### Objective
Copy every line of the records below that holds the word "души".
-- START Data listing --
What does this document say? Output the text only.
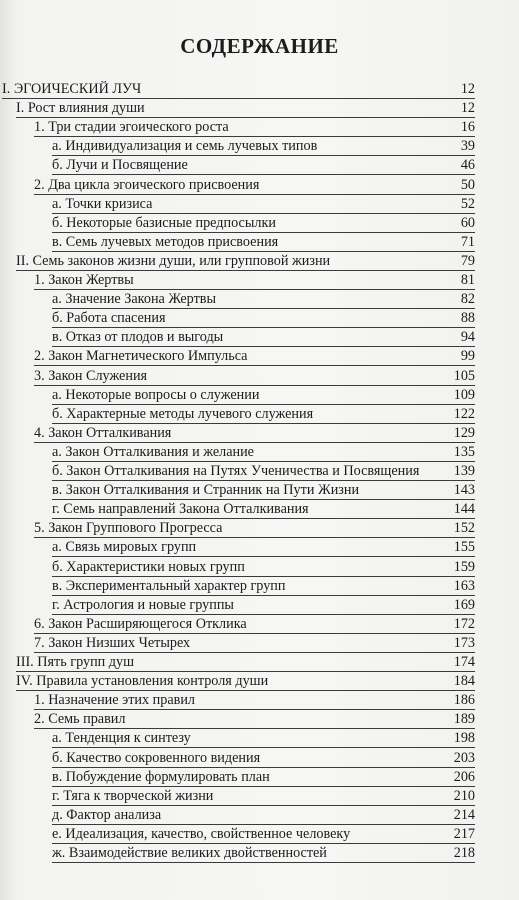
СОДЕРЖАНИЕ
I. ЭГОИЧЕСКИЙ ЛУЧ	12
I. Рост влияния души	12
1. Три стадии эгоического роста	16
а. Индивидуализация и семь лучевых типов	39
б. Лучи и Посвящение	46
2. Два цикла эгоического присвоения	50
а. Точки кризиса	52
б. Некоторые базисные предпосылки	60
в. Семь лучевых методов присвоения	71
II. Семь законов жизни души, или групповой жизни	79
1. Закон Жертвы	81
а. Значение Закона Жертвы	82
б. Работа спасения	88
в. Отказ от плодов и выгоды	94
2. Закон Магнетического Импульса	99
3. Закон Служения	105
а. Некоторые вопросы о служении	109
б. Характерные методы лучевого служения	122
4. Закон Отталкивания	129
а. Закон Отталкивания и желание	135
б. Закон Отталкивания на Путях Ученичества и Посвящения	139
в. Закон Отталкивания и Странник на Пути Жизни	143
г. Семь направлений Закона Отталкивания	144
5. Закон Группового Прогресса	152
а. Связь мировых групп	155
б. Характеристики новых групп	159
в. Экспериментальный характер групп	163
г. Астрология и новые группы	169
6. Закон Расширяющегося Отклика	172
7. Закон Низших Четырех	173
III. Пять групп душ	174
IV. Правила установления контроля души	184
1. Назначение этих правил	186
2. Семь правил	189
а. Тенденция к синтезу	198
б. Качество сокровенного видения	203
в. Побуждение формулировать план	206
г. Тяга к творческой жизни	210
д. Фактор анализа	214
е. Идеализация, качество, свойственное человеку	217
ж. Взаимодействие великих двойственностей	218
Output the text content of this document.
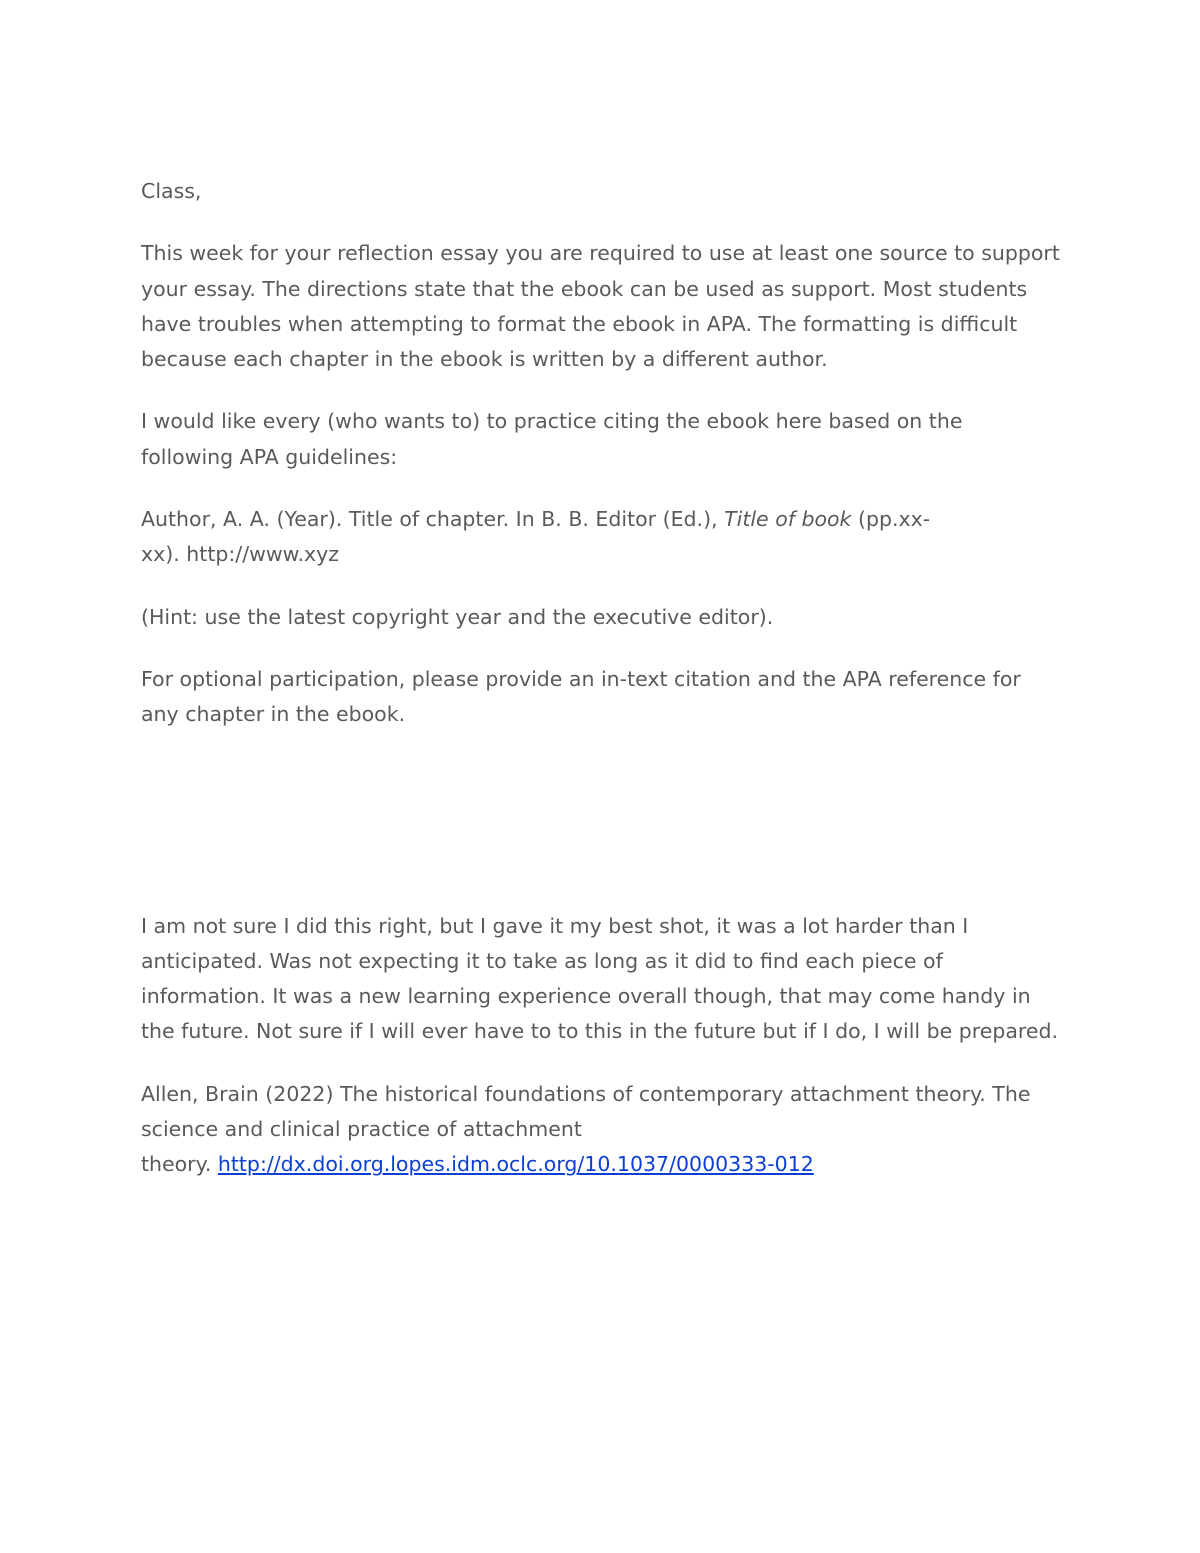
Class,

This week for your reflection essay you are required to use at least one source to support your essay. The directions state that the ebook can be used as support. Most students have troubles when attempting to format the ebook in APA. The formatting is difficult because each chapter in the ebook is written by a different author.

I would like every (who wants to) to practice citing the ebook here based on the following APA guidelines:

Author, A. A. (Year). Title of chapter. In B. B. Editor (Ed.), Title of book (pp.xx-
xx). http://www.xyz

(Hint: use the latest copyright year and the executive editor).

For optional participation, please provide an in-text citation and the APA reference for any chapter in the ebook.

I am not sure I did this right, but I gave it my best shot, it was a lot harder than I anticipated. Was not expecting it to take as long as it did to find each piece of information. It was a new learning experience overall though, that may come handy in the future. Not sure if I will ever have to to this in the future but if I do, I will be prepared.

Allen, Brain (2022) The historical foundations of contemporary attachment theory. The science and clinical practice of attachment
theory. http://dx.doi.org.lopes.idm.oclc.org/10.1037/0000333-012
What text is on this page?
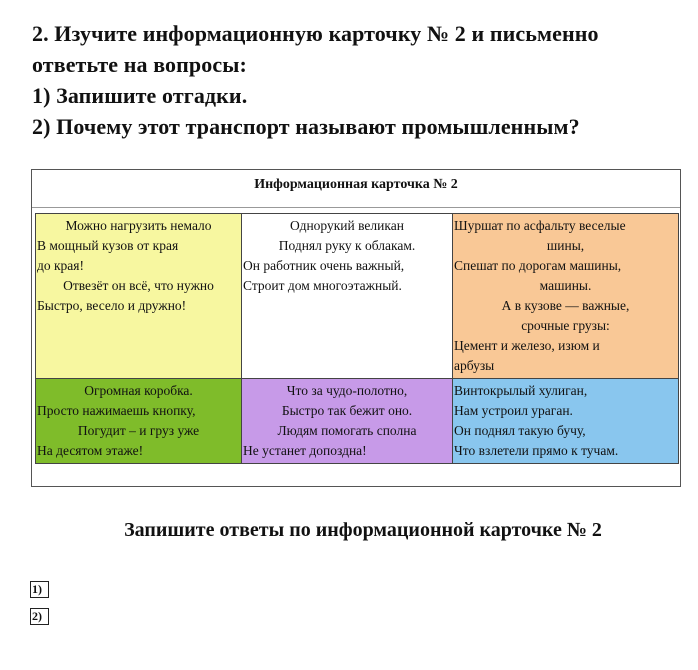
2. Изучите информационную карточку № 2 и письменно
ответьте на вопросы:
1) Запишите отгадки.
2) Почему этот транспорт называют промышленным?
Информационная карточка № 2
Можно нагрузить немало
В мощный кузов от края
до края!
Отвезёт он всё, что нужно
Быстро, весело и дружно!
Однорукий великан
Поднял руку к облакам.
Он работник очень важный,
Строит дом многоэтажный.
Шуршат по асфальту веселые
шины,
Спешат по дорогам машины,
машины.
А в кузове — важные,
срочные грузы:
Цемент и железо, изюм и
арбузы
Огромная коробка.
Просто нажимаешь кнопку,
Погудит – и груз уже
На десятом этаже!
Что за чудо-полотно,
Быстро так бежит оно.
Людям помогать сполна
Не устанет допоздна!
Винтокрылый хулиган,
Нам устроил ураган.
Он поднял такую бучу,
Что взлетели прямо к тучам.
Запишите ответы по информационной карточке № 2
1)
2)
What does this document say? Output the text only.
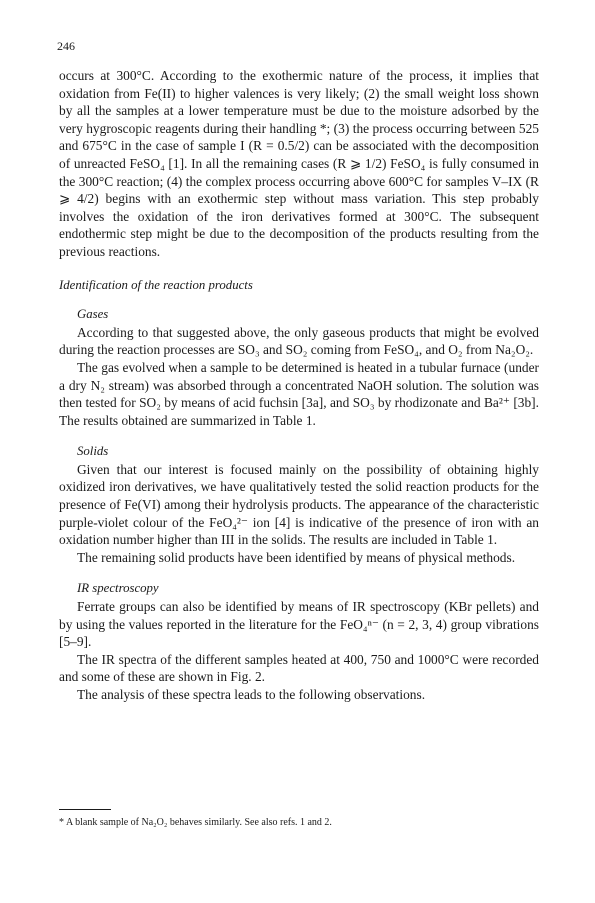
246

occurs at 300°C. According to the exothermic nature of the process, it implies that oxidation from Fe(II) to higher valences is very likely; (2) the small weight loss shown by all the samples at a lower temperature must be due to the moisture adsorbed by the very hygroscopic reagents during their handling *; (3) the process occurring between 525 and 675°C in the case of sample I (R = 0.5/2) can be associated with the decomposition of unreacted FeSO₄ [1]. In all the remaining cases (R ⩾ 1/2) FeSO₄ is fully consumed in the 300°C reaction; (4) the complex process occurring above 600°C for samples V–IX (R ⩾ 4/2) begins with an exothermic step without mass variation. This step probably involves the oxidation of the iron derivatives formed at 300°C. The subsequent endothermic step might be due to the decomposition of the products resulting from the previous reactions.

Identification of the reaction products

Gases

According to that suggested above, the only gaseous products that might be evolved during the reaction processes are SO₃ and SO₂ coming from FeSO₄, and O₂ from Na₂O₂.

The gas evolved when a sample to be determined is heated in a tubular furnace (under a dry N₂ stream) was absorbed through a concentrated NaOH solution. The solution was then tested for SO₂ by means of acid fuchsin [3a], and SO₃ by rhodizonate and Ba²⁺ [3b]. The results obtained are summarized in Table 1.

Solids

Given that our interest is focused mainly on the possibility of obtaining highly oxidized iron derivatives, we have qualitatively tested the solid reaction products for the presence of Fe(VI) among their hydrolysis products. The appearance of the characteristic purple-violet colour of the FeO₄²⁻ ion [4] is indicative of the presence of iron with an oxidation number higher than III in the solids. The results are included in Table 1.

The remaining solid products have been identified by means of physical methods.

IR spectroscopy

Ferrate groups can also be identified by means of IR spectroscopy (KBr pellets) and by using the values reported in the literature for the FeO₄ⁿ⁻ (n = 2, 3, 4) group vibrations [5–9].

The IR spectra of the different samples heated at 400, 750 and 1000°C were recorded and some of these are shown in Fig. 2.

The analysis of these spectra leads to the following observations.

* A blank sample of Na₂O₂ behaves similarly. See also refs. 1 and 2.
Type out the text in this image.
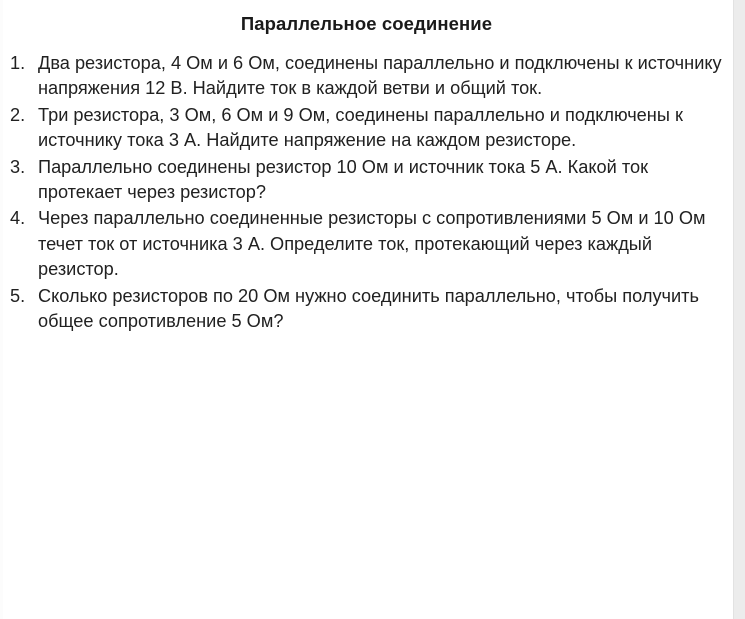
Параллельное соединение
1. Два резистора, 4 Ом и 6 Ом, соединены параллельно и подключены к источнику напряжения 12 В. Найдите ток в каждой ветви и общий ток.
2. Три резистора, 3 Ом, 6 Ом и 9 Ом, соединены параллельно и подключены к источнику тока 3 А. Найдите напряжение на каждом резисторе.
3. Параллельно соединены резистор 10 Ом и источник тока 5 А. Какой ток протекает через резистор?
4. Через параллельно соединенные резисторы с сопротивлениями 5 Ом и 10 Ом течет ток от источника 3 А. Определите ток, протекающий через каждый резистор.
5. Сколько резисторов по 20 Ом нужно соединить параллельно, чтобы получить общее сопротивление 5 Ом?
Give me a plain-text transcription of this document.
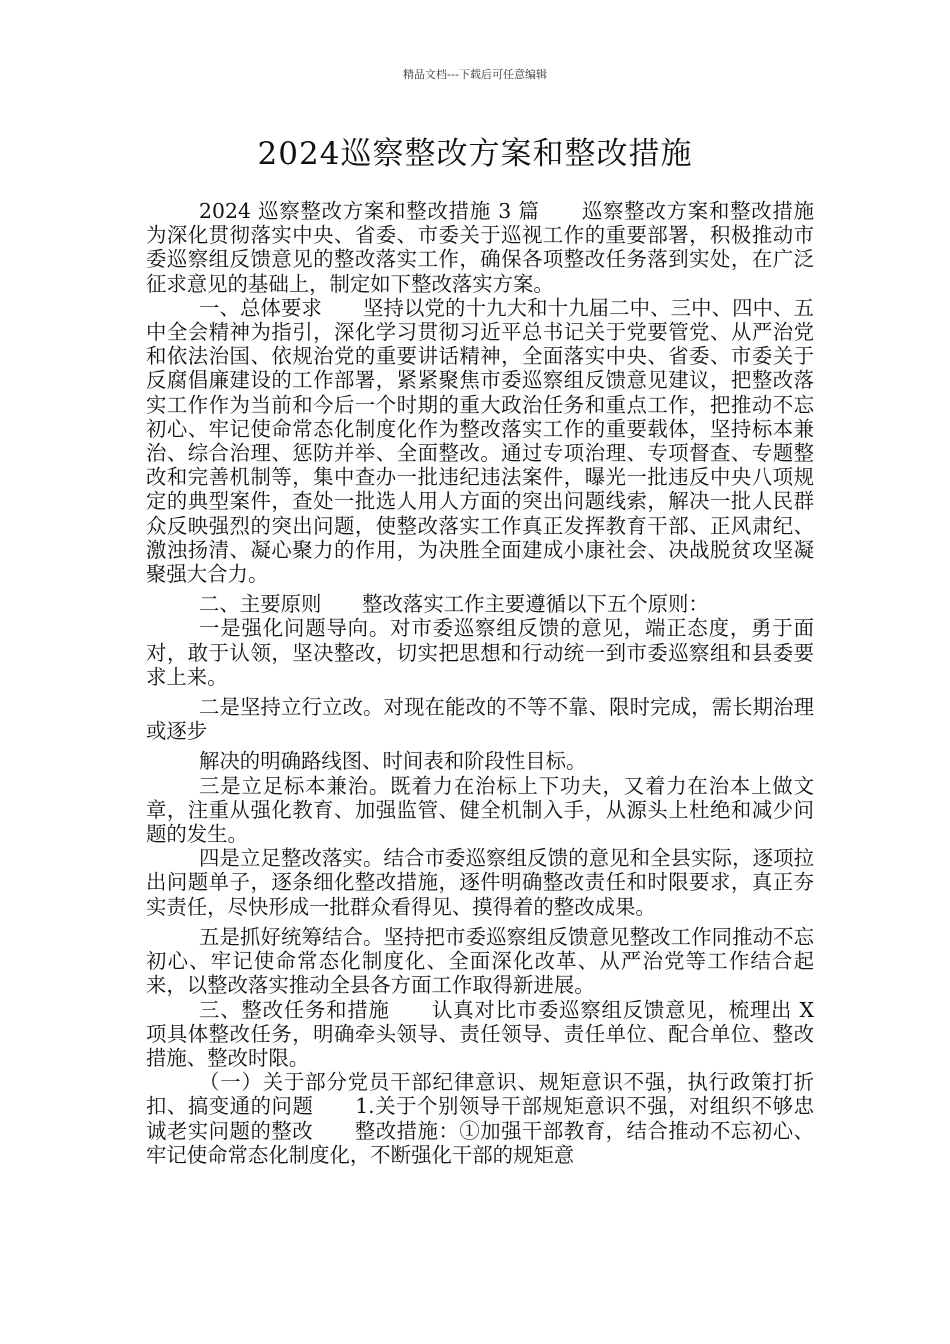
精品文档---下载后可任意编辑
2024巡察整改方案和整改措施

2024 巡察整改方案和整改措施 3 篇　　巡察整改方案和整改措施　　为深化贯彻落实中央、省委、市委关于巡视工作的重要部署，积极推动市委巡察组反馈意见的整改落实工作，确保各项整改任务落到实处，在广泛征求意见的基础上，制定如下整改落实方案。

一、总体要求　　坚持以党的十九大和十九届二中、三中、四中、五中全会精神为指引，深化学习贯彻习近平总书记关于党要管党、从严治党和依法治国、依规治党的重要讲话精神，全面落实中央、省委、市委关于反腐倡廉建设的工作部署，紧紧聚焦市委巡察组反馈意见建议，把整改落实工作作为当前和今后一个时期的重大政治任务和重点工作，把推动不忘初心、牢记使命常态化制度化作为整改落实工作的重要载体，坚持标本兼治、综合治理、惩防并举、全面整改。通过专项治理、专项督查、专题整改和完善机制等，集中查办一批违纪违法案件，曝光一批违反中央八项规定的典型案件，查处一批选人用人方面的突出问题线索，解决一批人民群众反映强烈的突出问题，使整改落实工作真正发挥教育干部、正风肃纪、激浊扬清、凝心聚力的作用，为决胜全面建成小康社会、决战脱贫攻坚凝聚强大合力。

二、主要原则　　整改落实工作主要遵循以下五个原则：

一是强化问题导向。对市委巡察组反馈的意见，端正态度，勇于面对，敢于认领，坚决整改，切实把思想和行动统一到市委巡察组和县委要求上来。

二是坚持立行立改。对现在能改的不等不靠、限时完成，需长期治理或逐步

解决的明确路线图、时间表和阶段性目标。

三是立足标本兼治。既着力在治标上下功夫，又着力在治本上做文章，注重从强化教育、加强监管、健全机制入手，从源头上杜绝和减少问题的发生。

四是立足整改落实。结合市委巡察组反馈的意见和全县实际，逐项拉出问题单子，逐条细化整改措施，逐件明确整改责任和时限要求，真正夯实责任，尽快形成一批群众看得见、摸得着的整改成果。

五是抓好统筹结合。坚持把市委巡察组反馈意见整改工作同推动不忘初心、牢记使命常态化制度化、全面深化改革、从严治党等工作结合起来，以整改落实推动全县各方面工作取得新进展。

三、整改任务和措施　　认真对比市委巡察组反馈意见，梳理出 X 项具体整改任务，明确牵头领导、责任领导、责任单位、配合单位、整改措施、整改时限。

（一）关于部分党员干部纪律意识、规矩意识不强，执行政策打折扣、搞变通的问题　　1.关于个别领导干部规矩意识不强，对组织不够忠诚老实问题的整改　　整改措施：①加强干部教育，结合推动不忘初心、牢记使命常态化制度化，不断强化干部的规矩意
-- END Data listing --
### Task output
I. Рост влияния души	12
II. Семь законов жизни души, или групповой жизни	79
IV. Правила установления контроля души	184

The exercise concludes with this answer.